_Supplied entries:_

........

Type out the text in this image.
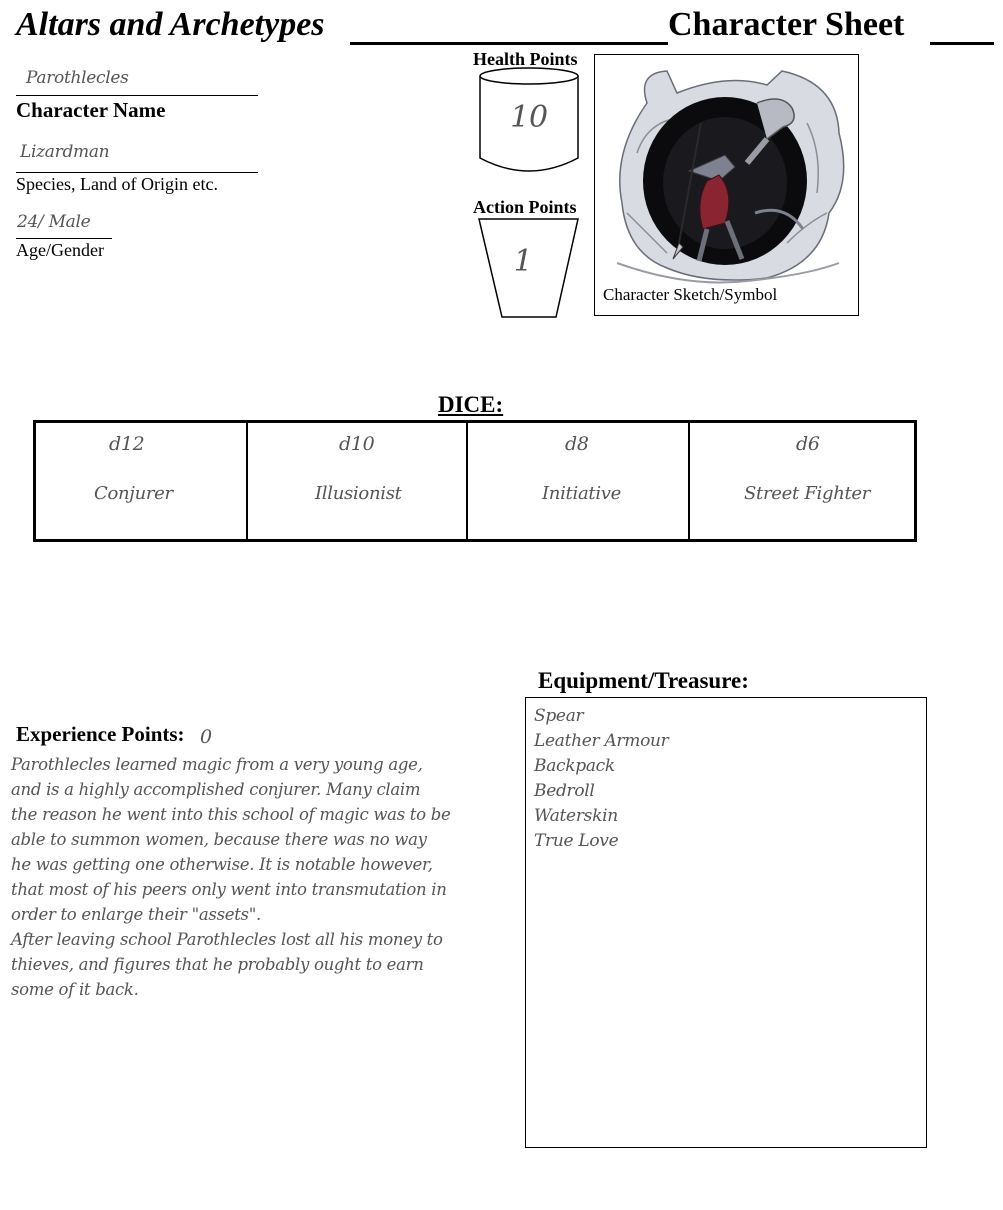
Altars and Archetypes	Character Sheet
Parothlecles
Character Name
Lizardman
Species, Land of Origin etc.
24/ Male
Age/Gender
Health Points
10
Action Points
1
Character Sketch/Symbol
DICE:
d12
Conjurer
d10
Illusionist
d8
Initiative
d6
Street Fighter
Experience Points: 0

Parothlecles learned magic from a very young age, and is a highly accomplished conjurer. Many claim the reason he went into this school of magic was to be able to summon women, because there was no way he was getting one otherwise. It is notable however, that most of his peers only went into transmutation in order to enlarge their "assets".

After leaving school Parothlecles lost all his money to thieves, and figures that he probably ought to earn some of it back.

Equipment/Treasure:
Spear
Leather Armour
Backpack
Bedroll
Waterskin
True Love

........

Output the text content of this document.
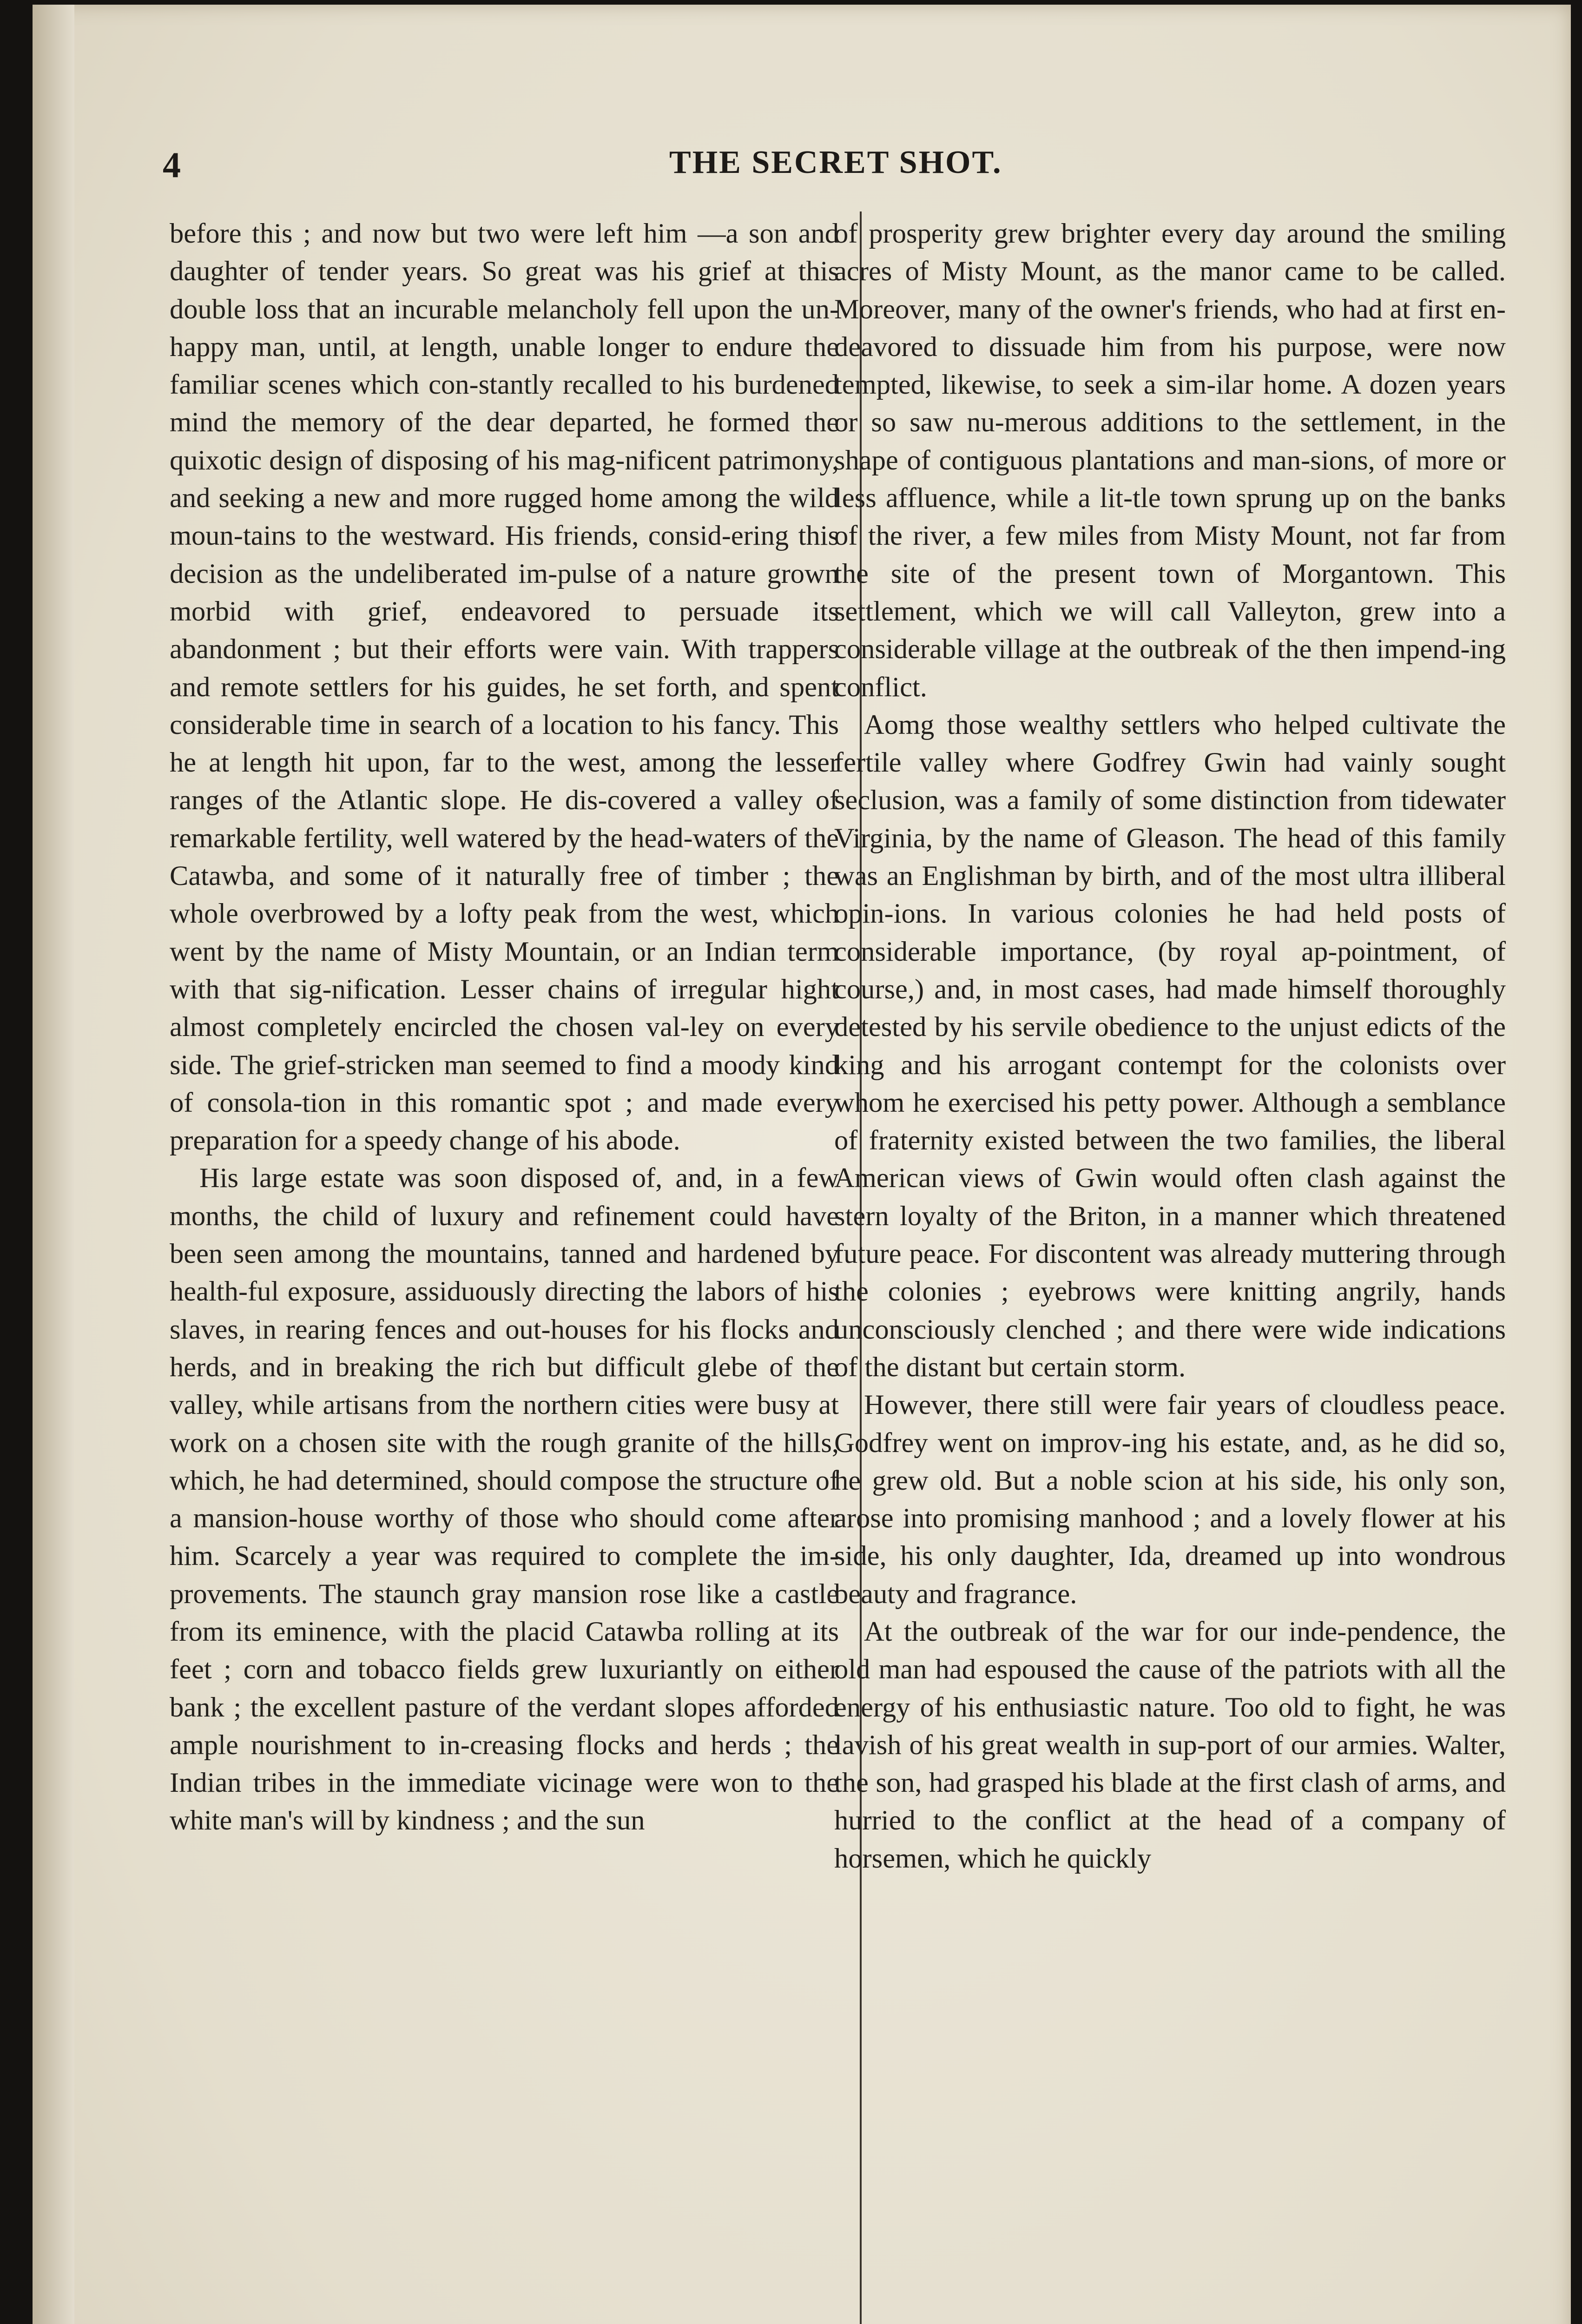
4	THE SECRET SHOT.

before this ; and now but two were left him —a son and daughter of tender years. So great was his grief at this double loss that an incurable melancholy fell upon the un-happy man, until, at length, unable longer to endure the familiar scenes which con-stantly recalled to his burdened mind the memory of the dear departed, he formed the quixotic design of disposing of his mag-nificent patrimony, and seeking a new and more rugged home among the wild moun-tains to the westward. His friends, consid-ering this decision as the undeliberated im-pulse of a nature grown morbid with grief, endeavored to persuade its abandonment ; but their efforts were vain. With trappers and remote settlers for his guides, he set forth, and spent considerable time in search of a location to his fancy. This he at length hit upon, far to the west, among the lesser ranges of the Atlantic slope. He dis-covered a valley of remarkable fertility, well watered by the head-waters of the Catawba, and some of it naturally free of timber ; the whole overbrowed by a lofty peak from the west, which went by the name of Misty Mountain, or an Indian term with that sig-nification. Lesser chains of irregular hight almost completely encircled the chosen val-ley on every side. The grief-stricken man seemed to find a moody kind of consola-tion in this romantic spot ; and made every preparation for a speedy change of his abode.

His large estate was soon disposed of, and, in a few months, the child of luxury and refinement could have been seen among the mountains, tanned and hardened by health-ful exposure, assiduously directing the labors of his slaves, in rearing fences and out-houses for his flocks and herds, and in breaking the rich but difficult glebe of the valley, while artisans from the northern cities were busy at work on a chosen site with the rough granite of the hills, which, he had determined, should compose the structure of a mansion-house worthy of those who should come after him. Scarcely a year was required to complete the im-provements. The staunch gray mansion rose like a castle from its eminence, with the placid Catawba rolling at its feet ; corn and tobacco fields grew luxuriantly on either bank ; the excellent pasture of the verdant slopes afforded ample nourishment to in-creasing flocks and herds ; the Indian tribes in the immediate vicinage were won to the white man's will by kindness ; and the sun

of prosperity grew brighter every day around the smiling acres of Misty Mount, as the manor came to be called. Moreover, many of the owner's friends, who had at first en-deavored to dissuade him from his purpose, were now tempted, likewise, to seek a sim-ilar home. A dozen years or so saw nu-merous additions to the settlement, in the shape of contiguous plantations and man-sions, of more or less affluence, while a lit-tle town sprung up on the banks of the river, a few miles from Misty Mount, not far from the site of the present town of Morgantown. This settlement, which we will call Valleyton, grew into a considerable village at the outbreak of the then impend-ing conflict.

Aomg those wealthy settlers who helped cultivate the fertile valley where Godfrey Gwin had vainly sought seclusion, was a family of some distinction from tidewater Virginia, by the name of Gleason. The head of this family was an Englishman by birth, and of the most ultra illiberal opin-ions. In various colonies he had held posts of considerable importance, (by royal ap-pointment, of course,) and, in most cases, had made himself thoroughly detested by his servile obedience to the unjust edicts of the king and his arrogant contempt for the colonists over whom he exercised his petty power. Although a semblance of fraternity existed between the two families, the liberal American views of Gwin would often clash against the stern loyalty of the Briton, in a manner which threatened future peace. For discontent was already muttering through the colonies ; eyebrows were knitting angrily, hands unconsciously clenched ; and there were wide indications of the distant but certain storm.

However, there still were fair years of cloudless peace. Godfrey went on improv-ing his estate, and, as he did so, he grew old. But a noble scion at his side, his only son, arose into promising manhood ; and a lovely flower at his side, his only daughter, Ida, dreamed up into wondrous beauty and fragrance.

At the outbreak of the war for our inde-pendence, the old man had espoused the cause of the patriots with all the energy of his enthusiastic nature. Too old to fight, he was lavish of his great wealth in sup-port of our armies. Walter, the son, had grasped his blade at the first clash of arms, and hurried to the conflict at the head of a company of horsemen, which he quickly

........

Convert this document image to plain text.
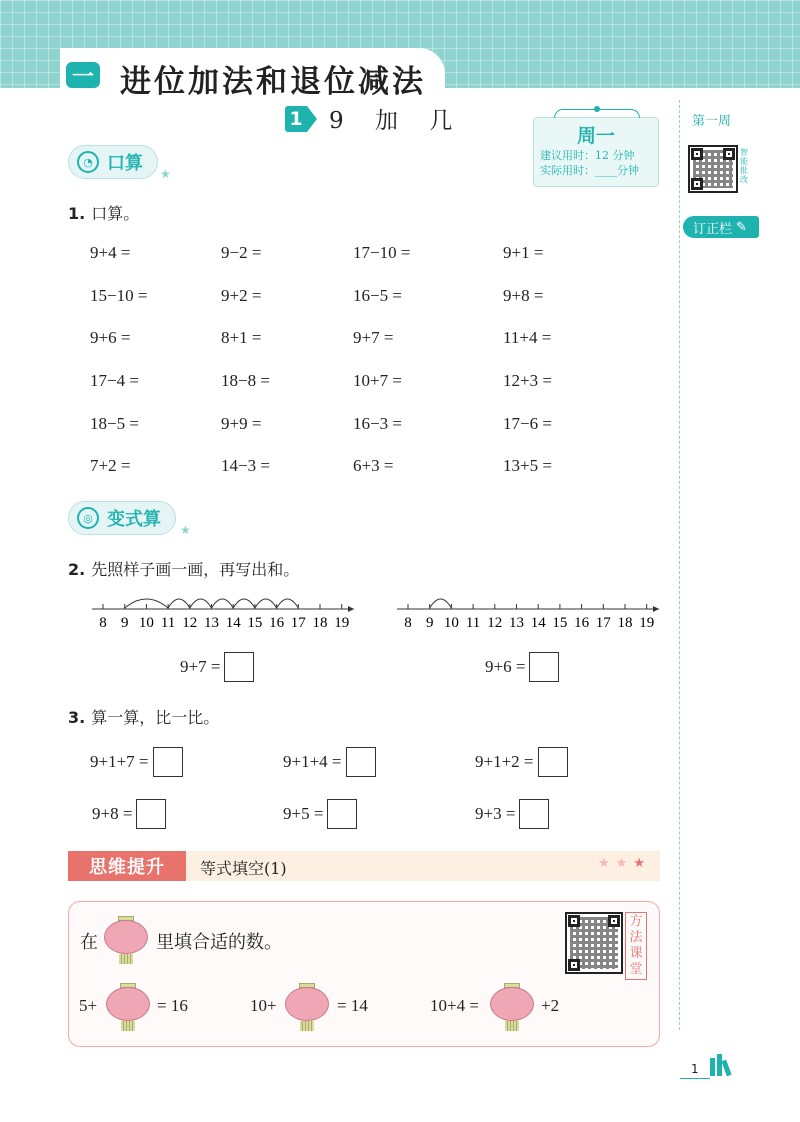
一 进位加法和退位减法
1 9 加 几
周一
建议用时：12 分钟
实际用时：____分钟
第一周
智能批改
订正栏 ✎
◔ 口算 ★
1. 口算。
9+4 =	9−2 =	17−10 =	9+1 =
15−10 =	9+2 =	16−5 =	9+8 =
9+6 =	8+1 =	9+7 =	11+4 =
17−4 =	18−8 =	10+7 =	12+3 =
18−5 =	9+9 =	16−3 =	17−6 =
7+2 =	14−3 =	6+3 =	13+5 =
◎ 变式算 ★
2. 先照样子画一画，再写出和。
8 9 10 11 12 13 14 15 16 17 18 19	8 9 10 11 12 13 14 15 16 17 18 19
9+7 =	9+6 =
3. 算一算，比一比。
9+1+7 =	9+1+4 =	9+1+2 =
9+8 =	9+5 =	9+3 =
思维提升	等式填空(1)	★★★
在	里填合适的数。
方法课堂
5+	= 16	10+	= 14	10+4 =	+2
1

........

_Task:_ Review the material and copy each line in which the word "only" appears.

_Exercise result:_
Parothlecles learned magic from a very young age, and is a highly accomplished conjurer. Many claim the reason he went into this school of magic was to be able to summon women, because there was no way he was getting one otherwise. It is notable however, that most of his peers only went into transmutation in order to enlarge their "assets".
However, there still were fair years of cloudless peace. Godfrey went on improv-ing his estate, and, as he did so, he grew old. But a noble scion at his side, his only son, arose into promising manhood ; and a lovely flower at his side, his only daughter, Ida, dreamed up into wondrous beauty and fragrance.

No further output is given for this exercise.